What you will do:
Wherever "yuntsg" appears in a line, copy that line.

A run of records:
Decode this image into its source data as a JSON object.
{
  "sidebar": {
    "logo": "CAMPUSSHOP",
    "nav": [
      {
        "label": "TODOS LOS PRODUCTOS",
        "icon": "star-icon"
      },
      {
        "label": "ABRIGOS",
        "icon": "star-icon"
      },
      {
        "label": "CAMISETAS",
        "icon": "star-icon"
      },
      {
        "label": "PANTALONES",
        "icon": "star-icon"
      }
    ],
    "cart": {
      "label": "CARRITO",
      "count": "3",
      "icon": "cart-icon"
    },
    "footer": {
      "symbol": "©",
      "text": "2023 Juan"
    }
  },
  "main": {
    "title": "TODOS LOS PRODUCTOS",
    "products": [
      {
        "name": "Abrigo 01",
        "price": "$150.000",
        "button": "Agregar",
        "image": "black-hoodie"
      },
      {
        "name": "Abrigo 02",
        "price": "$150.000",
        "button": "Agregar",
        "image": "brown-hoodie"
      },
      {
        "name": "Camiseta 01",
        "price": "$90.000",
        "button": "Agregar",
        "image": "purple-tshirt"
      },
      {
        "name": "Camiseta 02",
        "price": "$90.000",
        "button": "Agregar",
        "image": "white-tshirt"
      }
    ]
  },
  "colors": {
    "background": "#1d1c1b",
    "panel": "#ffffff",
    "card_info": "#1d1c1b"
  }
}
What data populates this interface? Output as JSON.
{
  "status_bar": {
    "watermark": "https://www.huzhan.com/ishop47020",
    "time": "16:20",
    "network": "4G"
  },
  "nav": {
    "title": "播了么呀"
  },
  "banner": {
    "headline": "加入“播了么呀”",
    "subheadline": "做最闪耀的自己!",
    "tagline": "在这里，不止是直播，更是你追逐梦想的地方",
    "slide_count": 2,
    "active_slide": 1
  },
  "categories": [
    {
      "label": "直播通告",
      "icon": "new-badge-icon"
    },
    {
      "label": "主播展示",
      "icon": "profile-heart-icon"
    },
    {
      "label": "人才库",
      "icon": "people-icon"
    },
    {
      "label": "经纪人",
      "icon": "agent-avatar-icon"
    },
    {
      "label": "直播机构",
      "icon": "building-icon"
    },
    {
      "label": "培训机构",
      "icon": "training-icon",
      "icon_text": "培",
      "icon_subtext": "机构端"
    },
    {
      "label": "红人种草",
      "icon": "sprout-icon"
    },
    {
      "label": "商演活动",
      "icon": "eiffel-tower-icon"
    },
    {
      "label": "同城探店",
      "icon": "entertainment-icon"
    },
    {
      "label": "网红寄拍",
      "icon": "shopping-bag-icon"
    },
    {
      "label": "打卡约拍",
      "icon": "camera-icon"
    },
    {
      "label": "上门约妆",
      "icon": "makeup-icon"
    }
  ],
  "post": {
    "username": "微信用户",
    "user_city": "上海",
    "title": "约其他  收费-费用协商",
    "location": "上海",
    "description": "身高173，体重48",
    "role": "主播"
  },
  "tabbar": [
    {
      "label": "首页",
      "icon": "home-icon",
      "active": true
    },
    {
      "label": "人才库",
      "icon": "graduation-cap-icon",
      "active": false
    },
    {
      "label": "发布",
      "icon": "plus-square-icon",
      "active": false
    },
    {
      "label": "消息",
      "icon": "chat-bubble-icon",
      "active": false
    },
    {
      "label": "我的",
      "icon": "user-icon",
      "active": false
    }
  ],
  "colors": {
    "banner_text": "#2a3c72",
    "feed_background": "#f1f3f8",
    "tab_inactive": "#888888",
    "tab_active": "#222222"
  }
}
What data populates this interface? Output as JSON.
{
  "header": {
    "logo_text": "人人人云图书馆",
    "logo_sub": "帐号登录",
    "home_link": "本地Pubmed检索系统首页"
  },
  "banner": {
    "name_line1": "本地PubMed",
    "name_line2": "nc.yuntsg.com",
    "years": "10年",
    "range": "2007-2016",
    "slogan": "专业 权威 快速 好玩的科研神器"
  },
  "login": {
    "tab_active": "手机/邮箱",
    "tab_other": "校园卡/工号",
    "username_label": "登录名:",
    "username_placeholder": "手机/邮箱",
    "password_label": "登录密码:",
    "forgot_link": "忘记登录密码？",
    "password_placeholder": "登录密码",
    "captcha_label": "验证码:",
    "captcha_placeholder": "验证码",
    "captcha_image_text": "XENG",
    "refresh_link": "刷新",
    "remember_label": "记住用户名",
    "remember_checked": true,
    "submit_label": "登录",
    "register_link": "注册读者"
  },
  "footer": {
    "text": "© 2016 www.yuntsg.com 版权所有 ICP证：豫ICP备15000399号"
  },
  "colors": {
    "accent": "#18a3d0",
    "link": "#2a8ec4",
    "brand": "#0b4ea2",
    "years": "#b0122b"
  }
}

Written response:
    "name_line2": "nc.yuntsg.com",
    "text": "© 2016 www.yuntsg.com 版权所有 ICP证：豫ICP备15000399号"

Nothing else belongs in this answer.